Data entries:
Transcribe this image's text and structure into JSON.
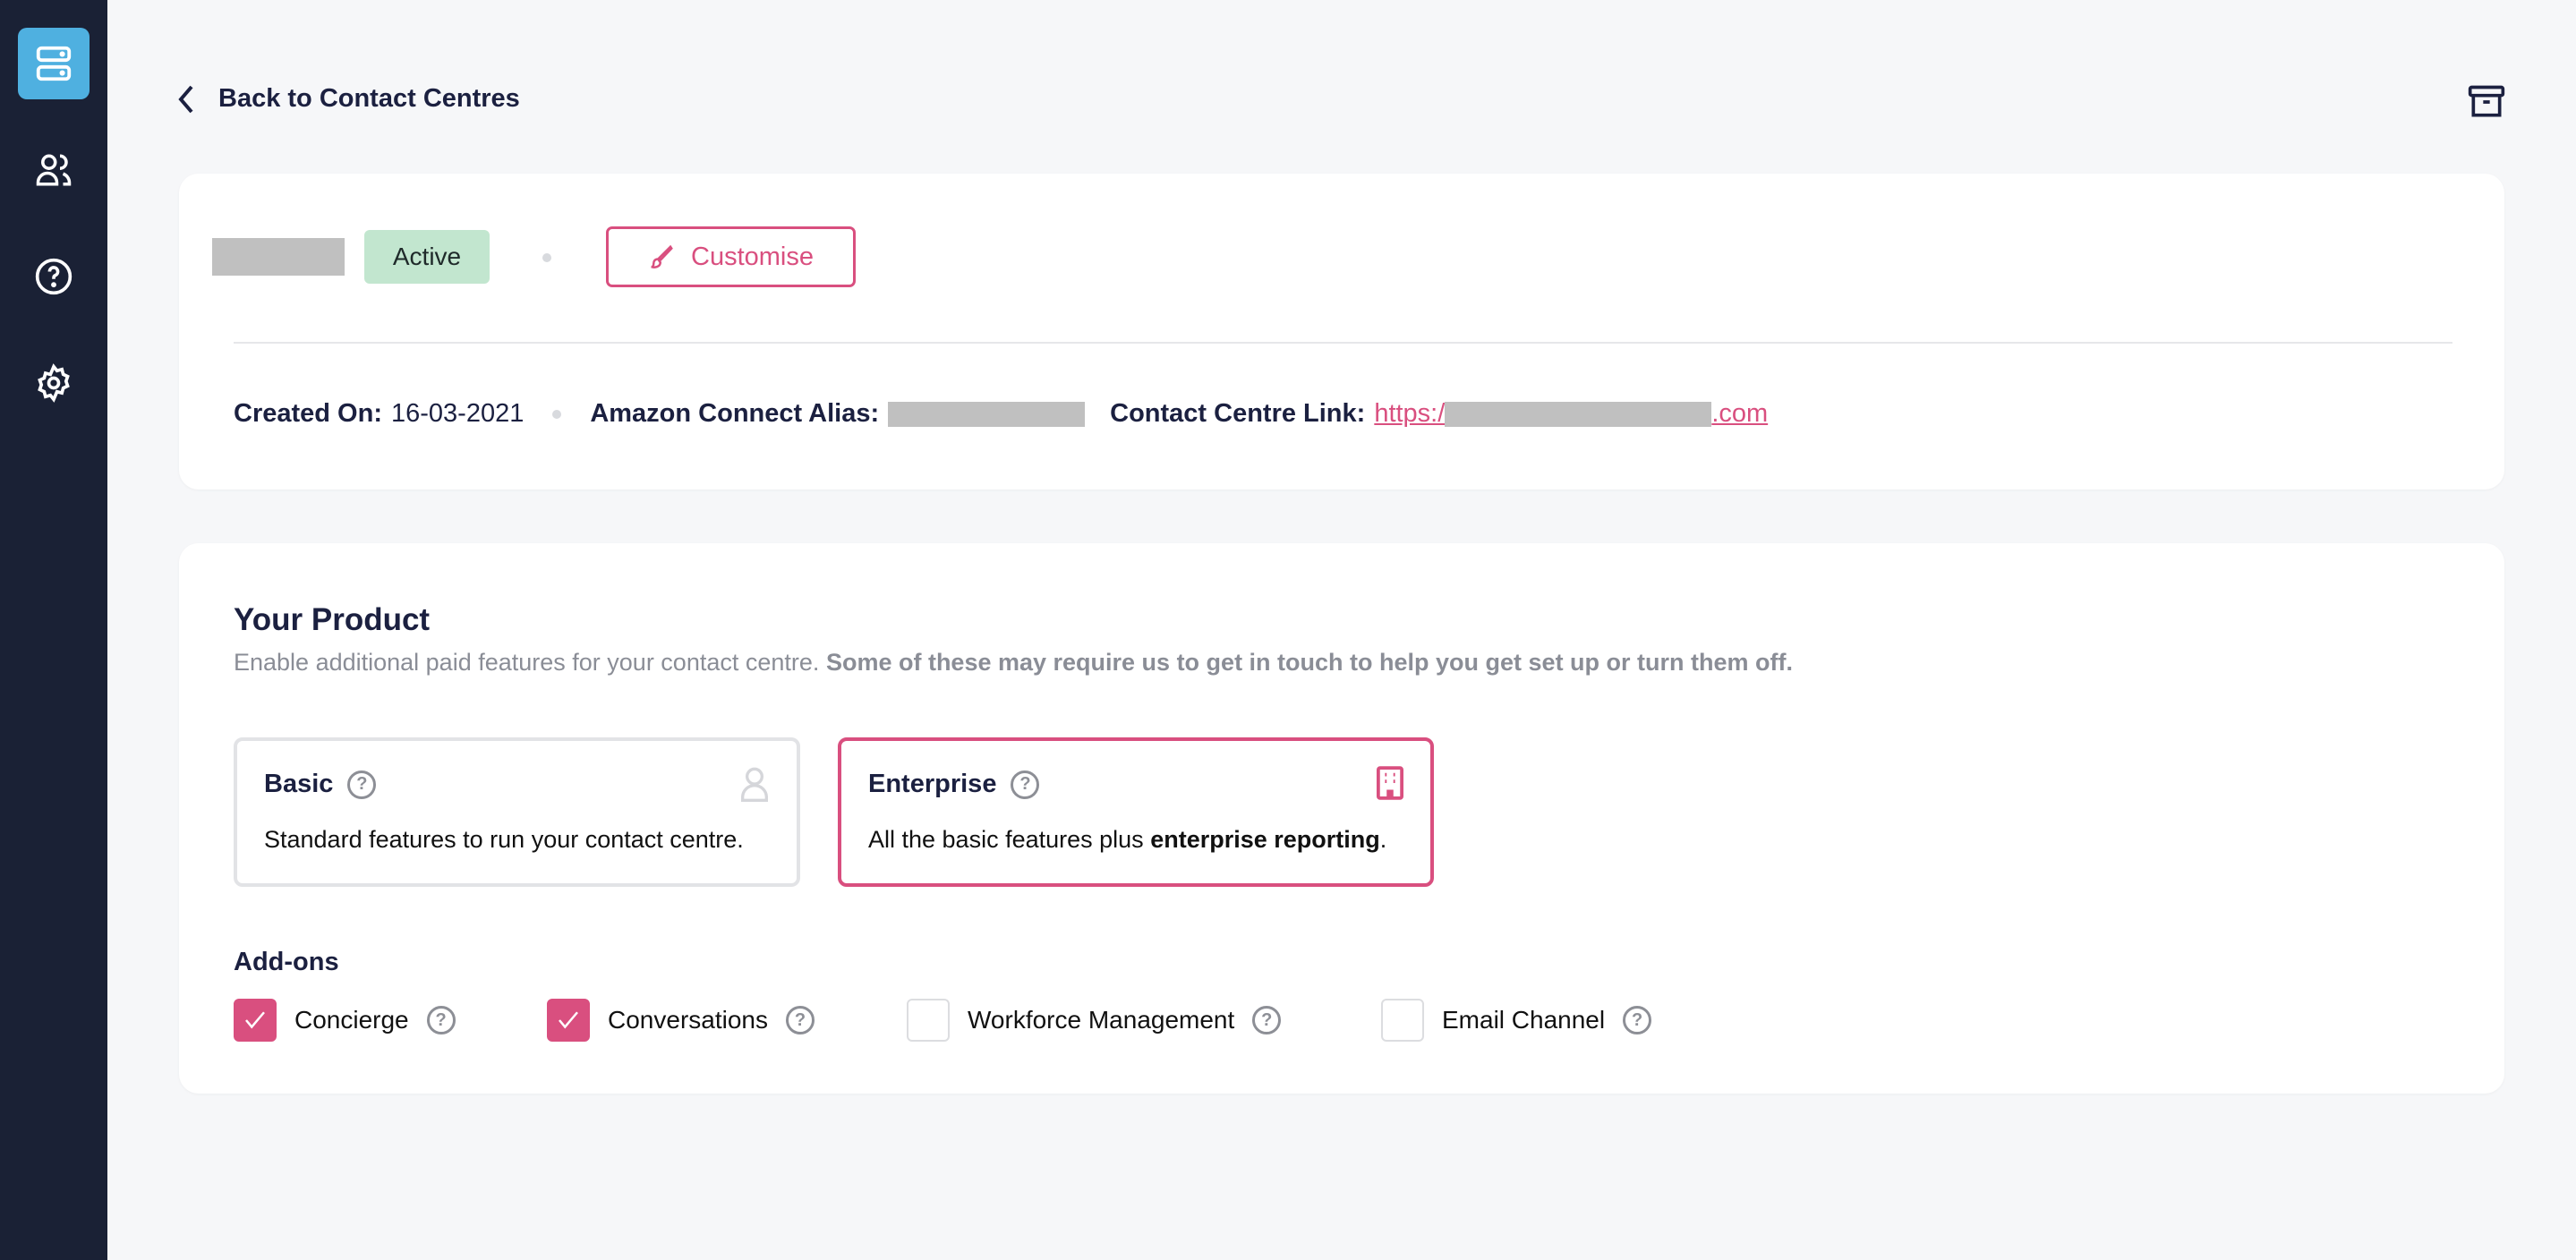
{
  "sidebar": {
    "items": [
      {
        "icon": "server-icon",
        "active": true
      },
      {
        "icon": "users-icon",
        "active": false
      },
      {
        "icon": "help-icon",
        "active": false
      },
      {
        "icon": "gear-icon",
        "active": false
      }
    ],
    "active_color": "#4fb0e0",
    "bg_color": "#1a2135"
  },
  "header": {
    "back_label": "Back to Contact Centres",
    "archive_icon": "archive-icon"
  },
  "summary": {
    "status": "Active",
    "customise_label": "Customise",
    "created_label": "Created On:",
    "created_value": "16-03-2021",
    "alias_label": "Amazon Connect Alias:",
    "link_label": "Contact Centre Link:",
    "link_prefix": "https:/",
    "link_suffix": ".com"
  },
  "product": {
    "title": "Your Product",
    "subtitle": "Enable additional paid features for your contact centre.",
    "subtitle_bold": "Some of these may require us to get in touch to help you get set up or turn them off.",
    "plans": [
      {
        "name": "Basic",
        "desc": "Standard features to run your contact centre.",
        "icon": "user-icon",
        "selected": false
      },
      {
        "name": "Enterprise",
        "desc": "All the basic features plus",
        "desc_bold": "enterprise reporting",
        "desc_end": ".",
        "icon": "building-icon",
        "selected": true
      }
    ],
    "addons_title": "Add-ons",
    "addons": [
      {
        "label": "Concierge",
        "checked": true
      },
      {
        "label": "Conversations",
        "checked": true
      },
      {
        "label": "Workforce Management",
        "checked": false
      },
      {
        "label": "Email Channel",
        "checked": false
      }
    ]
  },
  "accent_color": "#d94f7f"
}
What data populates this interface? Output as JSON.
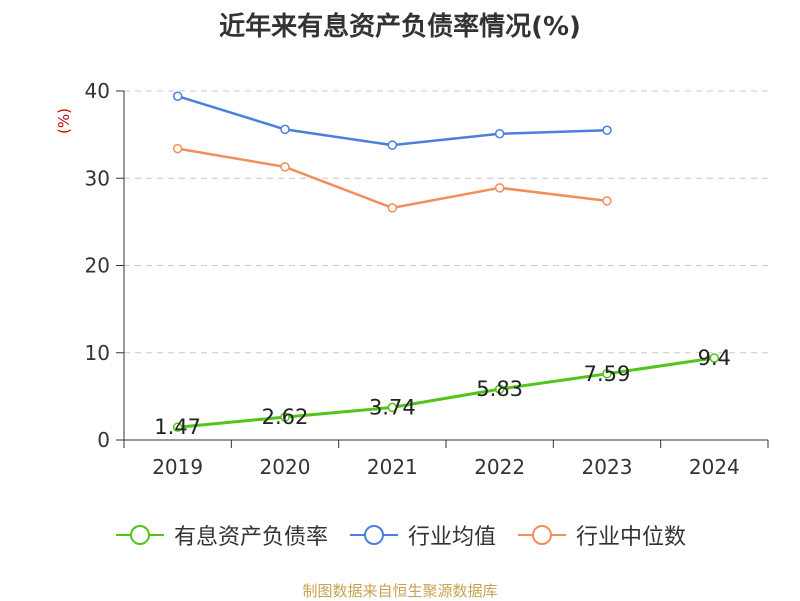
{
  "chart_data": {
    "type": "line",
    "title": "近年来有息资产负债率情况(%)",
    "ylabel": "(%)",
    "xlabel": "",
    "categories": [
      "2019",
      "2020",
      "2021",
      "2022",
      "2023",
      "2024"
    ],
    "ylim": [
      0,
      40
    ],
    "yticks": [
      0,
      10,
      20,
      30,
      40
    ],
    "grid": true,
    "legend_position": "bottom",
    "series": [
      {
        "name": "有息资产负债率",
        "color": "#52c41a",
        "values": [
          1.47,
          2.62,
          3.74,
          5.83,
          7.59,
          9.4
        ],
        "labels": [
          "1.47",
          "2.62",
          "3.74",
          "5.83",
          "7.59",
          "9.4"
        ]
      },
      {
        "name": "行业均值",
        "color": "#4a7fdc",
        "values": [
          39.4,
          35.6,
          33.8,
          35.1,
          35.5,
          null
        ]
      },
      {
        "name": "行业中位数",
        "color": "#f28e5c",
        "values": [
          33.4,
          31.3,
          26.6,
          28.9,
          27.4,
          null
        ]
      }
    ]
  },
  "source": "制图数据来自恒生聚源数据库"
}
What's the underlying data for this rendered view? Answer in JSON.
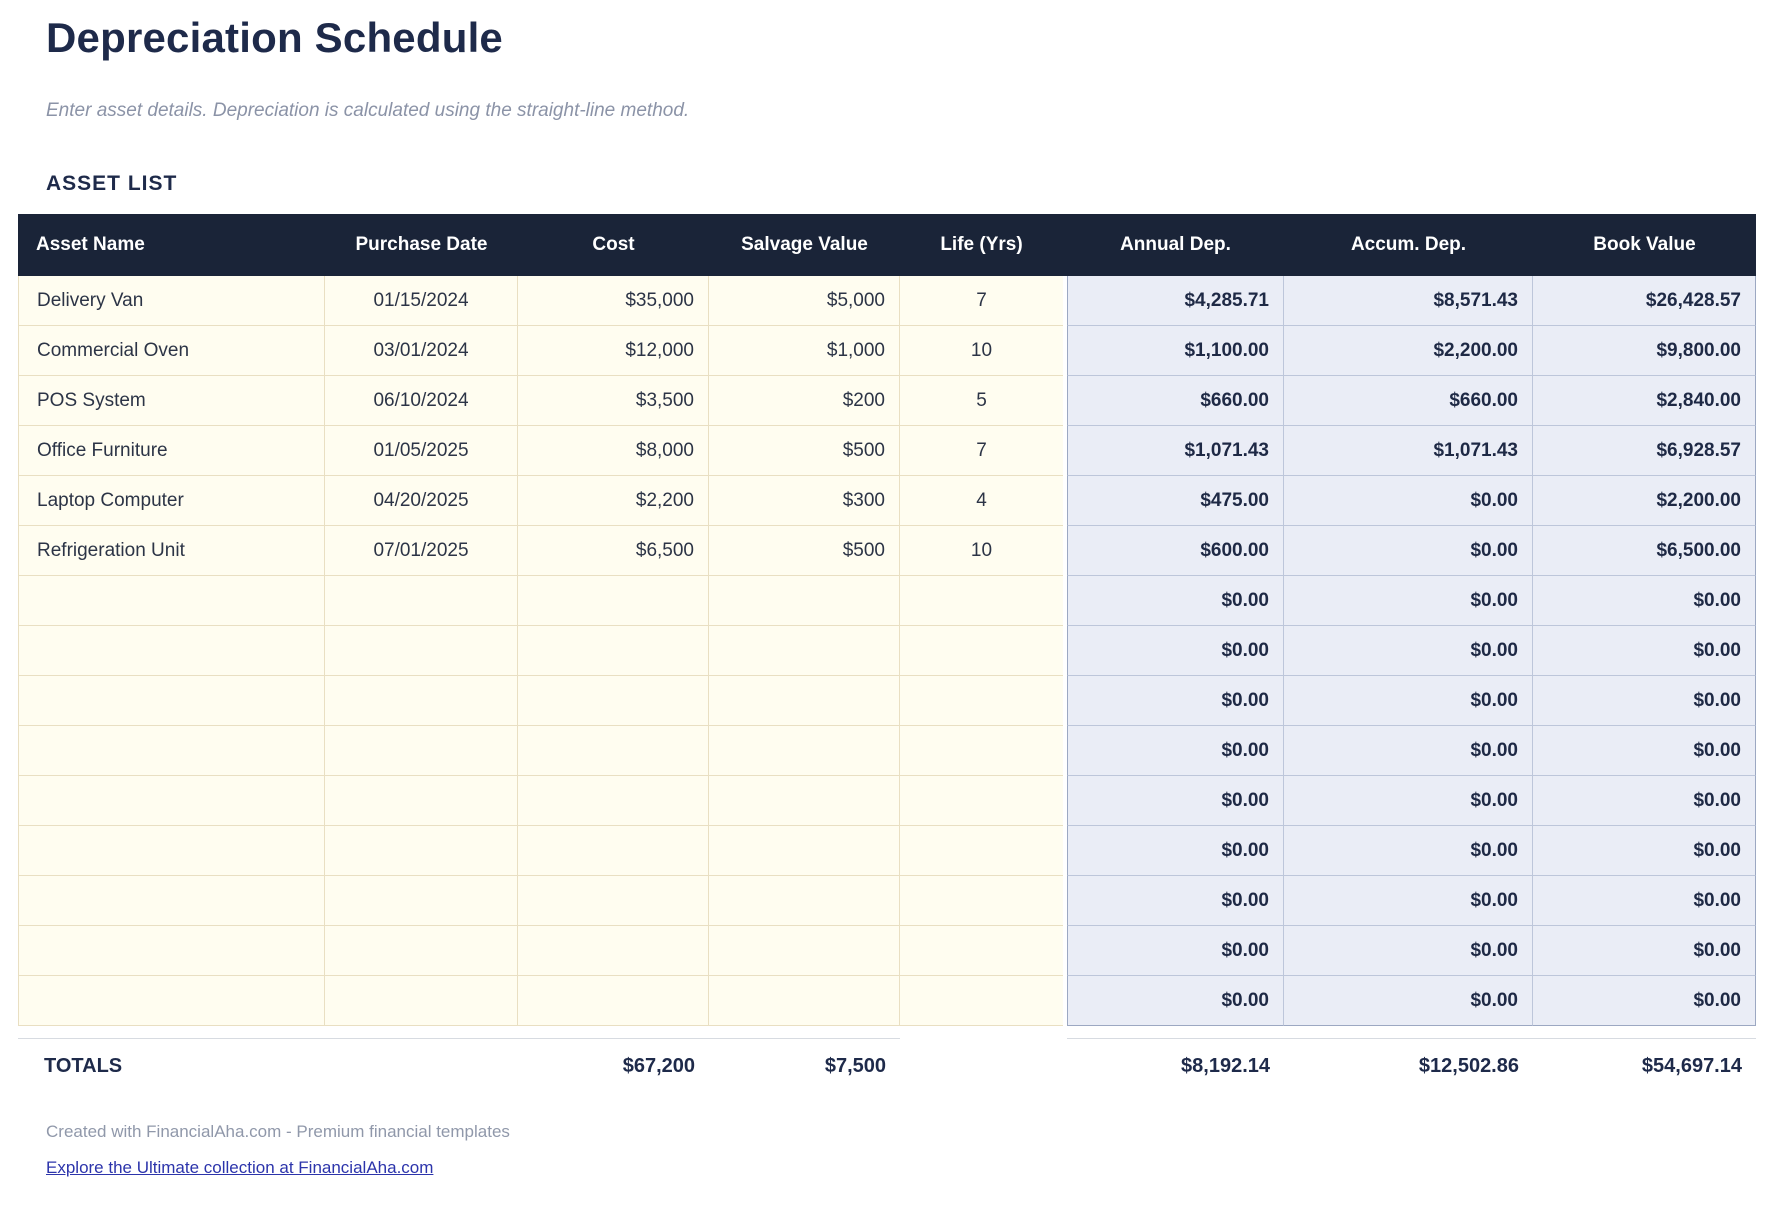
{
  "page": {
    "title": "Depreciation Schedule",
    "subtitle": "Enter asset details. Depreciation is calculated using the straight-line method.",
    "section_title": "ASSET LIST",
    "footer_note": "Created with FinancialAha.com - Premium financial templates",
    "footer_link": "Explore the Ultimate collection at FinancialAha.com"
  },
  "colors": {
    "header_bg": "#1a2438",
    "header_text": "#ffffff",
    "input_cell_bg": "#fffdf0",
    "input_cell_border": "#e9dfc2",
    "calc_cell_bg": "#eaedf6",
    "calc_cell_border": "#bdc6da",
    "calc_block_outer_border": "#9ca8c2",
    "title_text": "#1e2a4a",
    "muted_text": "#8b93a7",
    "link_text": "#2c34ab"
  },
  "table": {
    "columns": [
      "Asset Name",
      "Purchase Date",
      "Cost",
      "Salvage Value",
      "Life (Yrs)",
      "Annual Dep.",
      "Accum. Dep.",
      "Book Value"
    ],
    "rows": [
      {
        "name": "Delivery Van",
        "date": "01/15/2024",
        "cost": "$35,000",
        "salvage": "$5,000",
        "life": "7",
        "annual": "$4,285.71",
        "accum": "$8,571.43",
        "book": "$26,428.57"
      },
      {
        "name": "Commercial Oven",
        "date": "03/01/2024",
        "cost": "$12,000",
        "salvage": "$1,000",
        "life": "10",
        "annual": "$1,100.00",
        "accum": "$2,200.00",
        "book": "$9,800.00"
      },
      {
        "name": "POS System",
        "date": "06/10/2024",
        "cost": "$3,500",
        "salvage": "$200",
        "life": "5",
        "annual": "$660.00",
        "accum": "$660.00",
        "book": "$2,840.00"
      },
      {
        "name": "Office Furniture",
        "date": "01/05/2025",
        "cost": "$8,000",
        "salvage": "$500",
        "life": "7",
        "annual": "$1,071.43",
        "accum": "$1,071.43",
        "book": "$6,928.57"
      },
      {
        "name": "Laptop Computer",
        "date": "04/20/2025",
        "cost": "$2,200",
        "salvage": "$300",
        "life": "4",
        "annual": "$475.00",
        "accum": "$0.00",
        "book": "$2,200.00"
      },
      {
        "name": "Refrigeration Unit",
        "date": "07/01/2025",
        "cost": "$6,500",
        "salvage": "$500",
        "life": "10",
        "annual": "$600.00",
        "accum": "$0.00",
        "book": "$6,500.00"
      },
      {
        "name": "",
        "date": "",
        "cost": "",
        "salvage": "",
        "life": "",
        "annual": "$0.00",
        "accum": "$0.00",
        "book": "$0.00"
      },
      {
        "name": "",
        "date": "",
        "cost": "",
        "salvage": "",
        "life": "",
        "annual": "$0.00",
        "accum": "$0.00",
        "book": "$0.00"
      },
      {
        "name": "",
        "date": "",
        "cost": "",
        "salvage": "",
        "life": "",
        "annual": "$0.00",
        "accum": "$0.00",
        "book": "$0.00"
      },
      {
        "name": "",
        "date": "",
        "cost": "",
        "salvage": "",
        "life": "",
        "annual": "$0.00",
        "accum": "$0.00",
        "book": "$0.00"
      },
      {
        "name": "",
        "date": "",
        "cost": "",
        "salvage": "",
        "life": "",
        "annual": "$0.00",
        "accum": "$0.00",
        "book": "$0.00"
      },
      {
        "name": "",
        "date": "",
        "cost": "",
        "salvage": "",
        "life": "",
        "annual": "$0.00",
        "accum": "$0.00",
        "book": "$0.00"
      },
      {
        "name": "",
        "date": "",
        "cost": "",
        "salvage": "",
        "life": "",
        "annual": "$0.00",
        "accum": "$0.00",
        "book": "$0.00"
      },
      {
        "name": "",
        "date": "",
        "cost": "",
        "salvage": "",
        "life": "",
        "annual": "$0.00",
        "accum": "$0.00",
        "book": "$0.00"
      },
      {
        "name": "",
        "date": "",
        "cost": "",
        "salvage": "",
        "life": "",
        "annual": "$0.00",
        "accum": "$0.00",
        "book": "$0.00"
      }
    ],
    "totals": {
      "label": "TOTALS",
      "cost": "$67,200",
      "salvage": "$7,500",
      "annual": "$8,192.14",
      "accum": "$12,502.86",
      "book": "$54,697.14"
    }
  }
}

### Task to carry out
Extract every line of the records above that contains the word "What".

### Solution for this exercise
What data populates this interface? Output as JSON.
What's the underlying data for this rendered view? Answer in JSON.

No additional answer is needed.